Copy every entry exactly.
----- Recorded information
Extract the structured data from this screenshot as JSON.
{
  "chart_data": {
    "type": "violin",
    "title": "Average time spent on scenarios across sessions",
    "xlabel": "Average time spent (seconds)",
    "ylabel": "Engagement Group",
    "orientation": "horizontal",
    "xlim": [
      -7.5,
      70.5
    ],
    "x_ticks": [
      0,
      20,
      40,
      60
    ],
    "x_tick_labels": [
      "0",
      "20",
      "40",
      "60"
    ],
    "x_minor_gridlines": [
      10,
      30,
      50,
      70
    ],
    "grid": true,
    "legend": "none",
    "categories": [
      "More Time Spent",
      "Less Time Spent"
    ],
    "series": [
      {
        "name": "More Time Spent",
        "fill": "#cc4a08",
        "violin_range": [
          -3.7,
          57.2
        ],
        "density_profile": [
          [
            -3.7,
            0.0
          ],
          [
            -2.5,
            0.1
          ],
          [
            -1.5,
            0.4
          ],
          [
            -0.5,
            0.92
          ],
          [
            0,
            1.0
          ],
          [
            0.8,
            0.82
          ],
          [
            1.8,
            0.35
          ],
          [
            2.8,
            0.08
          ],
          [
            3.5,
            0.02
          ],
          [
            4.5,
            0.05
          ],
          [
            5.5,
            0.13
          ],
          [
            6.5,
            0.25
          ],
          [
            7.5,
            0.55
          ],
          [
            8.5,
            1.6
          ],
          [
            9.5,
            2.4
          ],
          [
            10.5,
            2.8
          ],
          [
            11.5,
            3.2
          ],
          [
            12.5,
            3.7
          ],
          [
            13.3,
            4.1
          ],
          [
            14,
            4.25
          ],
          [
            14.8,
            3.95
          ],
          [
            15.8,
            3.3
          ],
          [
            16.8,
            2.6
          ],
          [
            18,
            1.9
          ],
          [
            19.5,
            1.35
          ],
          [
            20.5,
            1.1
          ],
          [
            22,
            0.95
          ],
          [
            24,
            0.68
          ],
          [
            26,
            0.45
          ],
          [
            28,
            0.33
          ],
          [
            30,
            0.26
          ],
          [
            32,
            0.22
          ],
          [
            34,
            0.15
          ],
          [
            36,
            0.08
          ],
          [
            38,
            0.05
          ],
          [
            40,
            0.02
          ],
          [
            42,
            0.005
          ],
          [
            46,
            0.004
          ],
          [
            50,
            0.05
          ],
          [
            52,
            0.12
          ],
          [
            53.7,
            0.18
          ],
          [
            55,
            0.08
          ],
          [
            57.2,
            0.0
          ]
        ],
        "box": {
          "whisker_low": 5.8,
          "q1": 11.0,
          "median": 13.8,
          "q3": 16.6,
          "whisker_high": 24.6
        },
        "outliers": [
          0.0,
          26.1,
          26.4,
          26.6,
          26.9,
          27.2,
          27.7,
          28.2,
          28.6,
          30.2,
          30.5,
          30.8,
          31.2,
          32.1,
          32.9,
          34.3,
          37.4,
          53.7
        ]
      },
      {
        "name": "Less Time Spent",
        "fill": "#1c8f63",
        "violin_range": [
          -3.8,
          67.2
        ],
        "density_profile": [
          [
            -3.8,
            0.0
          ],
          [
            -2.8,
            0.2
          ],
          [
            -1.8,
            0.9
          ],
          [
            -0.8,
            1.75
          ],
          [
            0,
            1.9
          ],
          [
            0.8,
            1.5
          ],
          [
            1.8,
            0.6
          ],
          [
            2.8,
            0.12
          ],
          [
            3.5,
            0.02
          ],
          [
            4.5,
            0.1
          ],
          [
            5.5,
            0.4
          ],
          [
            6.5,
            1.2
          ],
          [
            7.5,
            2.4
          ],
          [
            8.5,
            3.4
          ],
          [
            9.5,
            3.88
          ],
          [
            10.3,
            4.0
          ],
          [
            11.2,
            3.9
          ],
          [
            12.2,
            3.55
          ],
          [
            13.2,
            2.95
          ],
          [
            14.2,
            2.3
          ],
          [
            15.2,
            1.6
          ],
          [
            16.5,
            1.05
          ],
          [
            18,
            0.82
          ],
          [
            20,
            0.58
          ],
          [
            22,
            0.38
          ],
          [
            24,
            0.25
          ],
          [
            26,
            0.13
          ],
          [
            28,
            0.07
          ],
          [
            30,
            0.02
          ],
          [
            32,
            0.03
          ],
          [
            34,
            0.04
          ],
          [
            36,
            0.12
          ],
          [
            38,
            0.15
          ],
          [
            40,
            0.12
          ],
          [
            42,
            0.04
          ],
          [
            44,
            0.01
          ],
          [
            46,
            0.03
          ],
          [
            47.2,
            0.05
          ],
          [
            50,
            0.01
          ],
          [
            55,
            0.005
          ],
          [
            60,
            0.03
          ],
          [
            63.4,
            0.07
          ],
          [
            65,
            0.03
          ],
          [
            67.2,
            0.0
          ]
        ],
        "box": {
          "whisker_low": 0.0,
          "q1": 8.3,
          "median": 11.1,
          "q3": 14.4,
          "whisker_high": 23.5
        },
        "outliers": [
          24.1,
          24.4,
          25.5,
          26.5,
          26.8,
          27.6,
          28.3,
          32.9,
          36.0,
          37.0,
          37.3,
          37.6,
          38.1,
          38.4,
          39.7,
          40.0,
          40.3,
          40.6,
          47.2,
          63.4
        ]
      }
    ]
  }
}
----------
Answer:
Extract the structured data from this screenshot as JSON.
{
  "chart_data": {
    "type": "violin",
    "title": "Average time spent on scenarios across sessions",
    "xlabel": "Average time spent (seconds)",
    "ylabel": "Engagement Group",
    "orientation": "horizontal",
    "xlim": [
      -7.5,
      70.5
    ],
    "x_ticks": [
      0,
      20,
      40,
      60
    ],
    "x_tick_labels": [
      "0",
      "20",
      "40",
      "60"
    ],
    "x_minor_gridlines": [
      10,
      30,
      50,
      70
    ],
    "grid": true,
    "legend": "none",
    "categories": [
      "More Time Spent",
      "Less Time Spent"
    ],
    "series": [
      {
        "name": "More Time Spent",
        "fill": "#cc4a08",
        "violin_range": [
          -3.7,
          57.2
        ],
        "density_profile": [
          [
            -3.7,
            0.0
          ],
          [
            -2.5,
            0.1
          ],
          [
            -1.5,
            0.4
          ],
          [
            -0.5,
            0.92
          ],
          [
            0,
            1.0
          ],
          [
            0.8,
            0.82
          ],
          [
            1.8,
            0.35
          ],
          [
            2.8,
            0.08
          ],
          [
            3.5,
            0.02
          ],
          [
            4.5,
            0.05
          ],
          [
            5.5,
            0.13
          ],
          [
            6.5,
            0.25
          ],
          [
            7.5,
            0.55
          ],
          [
            8.5,
            1.6
          ],
          [
            9.5,
            2.4
          ],
          [
            10.5,
            2.8
          ],
          [
            11.5,
            3.2
          ],
          [
            12.5,
            3.7
          ],
          [
            13.3,
            4.1
          ],
          [
            14,
            4.25
          ],
          [
            14.8,
            3.95
          ],
          [
            15.8,
            3.3
          ],
          [
            16.8,
            2.6
          ],
          [
            18,
            1.9
          ],
          [
            19.5,
            1.35
          ],
          [
            20.5,
            1.1
          ],
          [
            22,
            0.95
          ],
          [
            24,
            0.68
          ],
          [
            26,
            0.45
          ],
          [
            28,
            0.33
          ],
          [
            30,
            0.26
          ],
          [
            32,
            0.22
          ],
          [
            34,
            0.15
          ],
          [
            36,
            0.08
          ],
          [
            38,
            0.05
          ],
          [
            40,
            0.02
          ],
          [
            42,
            0.005
          ],
          [
            46,
            0.004
          ],
          [
            50,
            0.05
          ],
          [
            52,
            0.12
          ],
          [
            53.7,
            0.18
          ],
          [
            55,
            0.08
          ],
          [
            57.2,
            0.0
          ]
        ],
        "box": {
          "whisker_low": 5.8,
          "q1": 11.0,
          "median": 13.8,
          "q3": 16.6,
          "whisker_high": 24.6
        },
        "outliers": [
          0.0,
          26.1,
          26.4,
          26.6,
          26.9,
          27.2,
          27.7,
          28.2,
          28.6,
          30.2,
          30.5,
          30.8,
          31.2,
          32.1,
          32.9,
          34.3,
          37.4,
          53.7
        ]
      },
      {
        "name": "Less Time Spent",
        "fill": "#1c8f63",
        "violin_range": [
          -3.8,
          67.2
        ],
        "density_profile": [
          [
            -3.8,
            0.0
          ],
          [
            -2.8,
            0.2
          ],
          [
            -1.8,
            0.9
          ],
          [
            -0.8,
            1.75
          ],
          [
            0,
            1.9
          ],
          [
            0.8,
            1.5
          ],
          [
            1.8,
            0.6
          ],
          [
            2.8,
            0.12
          ],
          [
            3.5,
            0.02
          ],
          [
            4.5,
            0.1
          ],
          [
            5.5,
            0.4
          ],
          [
            6.5,
            1.2
          ],
          [
            7.5,
            2.4
          ],
          [
            8.5,
            3.4
          ],
          [
            9.5,
            3.88
          ],
          [
            10.3,
            4.0
          ],
          [
            11.2,
            3.9
          ],
          [
            12.2,
            3.55
          ],
          [
            13.2,
            2.95
          ],
          [
            14.2,
            2.3
          ],
          [
            15.2,
            1.6
          ],
          [
            16.5,
            1.05
          ],
          [
            18,
            0.82
          ],
          [
            20,
            0.58
          ],
          [
            22,
            0.38
          ],
          [
            24,
            0.25
          ],
          [
            26,
            0.13
          ],
          [
            28,
            0.07
          ],
          [
            30,
            0.02
          ],
          [
            32,
            0.03
          ],
          [
            34,
            0.04
          ],
          [
            36,
            0.12
          ],
          [
            38,
            0.15
          ],
          [
            40,
            0.12
          ],
          [
            42,
            0.04
          ],
          [
            44,
            0.01
          ],
          [
            46,
            0.03
          ],
          [
            47.2,
            0.05
          ],
          [
            50,
            0.01
          ],
          [
            55,
            0.005
          ],
          [
            60,
            0.03
          ],
          [
            63.4,
            0.07
          ],
          [
            65,
            0.03
          ],
          [
            67.2,
            0.0
          ]
        ],
        "box": {
          "whisker_low": 0.0,
          "q1": 8.3,
          "median": 11.1,
          "q3": 14.4,
          "whisker_high": 23.5
        },
        "outliers": [
          24.1,
          24.4,
          25.5,
          26.5,
          26.8,
          27.6,
          28.3,
          32.9,
          36.0,
          37.0,
          37.3,
          37.6,
          38.1,
          38.4,
          39.7,
          40.0,
          40.3,
          40.6,
          47.2,
          63.4
        ]
      }
    ]
  }
}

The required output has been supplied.